*Instruction:*
Copy the stretch of lines from the one containing "Localize each UI" through the one containing "logo-letter: P [585,491,606,522]", without changing anything.

*Recorded information:*

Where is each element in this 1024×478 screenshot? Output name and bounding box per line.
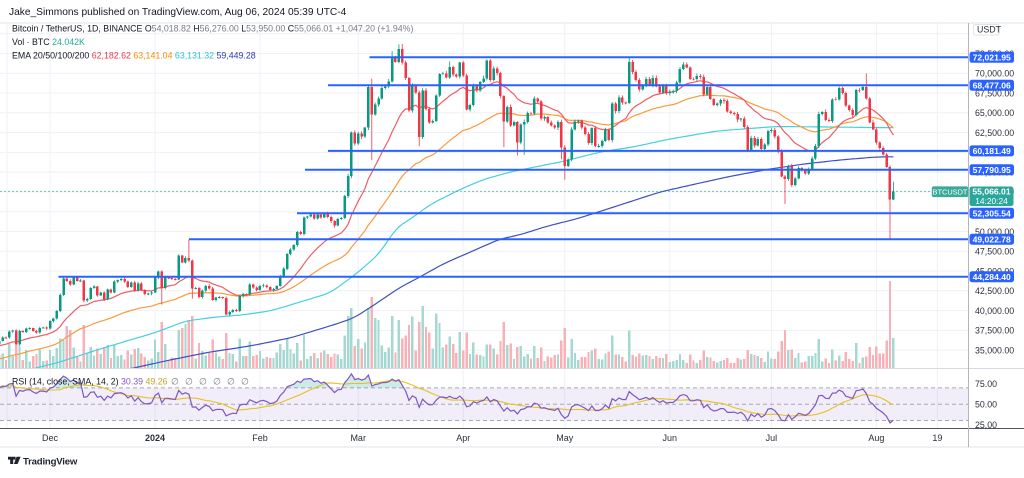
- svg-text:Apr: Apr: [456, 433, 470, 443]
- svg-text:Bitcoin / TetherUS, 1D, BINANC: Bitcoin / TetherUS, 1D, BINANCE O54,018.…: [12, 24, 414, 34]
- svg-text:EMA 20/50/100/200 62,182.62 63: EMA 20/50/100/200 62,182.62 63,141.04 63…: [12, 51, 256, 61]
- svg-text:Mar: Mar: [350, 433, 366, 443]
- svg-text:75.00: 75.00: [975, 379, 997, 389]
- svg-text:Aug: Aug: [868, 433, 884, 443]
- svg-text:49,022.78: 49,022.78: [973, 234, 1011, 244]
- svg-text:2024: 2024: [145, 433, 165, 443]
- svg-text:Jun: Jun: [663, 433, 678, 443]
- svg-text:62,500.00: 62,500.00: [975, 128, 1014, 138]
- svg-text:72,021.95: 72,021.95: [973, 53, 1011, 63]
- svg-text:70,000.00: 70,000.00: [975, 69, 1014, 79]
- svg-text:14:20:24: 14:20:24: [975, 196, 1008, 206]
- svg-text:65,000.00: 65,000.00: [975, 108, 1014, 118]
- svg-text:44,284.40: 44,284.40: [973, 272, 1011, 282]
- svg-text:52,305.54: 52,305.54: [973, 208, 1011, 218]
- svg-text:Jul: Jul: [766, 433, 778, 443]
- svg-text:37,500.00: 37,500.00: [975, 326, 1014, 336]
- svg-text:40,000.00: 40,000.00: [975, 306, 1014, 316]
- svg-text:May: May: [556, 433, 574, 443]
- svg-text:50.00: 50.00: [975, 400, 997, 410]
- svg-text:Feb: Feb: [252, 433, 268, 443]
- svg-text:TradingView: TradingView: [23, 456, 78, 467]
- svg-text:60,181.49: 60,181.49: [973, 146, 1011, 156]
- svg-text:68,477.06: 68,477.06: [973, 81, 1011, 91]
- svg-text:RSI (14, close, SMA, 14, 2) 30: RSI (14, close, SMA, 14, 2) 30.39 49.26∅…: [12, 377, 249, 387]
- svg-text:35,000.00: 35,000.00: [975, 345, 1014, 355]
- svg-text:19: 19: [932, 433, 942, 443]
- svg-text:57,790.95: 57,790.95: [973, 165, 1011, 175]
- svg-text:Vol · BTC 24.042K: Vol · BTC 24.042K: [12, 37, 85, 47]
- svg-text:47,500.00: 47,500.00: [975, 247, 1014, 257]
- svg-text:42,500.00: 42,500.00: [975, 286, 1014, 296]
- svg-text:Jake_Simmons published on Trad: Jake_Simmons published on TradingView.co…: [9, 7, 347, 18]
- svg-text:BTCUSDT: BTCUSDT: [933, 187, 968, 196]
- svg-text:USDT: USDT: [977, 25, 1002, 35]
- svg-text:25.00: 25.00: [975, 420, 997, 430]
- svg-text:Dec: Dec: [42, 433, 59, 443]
--
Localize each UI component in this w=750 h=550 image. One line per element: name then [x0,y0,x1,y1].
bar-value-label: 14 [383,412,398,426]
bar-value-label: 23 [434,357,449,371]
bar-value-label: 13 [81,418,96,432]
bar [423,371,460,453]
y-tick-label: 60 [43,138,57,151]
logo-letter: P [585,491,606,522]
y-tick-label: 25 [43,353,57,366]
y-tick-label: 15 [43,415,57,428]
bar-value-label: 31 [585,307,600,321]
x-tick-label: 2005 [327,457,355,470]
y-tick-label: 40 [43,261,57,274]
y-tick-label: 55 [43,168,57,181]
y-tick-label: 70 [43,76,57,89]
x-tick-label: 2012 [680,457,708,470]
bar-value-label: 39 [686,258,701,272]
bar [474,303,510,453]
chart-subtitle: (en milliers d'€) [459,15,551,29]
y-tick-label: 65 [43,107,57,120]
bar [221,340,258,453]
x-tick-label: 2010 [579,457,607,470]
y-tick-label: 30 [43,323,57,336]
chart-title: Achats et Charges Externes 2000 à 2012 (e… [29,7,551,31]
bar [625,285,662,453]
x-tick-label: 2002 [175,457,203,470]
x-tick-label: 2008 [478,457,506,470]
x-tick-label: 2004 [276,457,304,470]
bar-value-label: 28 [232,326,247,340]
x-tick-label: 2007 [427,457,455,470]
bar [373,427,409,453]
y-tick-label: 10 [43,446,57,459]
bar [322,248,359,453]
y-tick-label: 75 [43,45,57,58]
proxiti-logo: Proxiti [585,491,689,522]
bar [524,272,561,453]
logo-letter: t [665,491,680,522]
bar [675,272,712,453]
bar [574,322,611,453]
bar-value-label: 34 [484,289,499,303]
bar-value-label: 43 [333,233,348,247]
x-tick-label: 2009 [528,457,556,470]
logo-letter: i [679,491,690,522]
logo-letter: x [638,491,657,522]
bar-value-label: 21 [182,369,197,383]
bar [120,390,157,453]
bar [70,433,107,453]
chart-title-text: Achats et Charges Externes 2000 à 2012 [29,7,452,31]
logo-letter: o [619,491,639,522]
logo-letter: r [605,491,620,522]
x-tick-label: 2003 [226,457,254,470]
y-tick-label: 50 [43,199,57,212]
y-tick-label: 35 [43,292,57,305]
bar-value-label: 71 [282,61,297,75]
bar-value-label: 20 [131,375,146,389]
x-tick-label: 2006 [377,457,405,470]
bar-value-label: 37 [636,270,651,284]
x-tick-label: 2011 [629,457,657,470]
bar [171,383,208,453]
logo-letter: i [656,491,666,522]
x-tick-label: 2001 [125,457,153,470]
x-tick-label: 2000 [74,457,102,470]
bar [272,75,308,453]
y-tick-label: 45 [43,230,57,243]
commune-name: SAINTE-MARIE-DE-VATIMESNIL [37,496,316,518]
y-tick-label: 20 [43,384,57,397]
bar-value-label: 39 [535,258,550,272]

*Full response:*
Localize each UI component in this w=750 h=550 image. One line per element: name then [x0,y0,x1,y1].
bar-value-label: 14 [383,412,398,426]
bar-value-label: 23 [434,357,449,371]
bar-value-label: 13 [81,418,96,432]
bar [423,371,460,453]
y-tick-label: 60 [43,138,57,151]
logo-letter: P [585,491,606,522]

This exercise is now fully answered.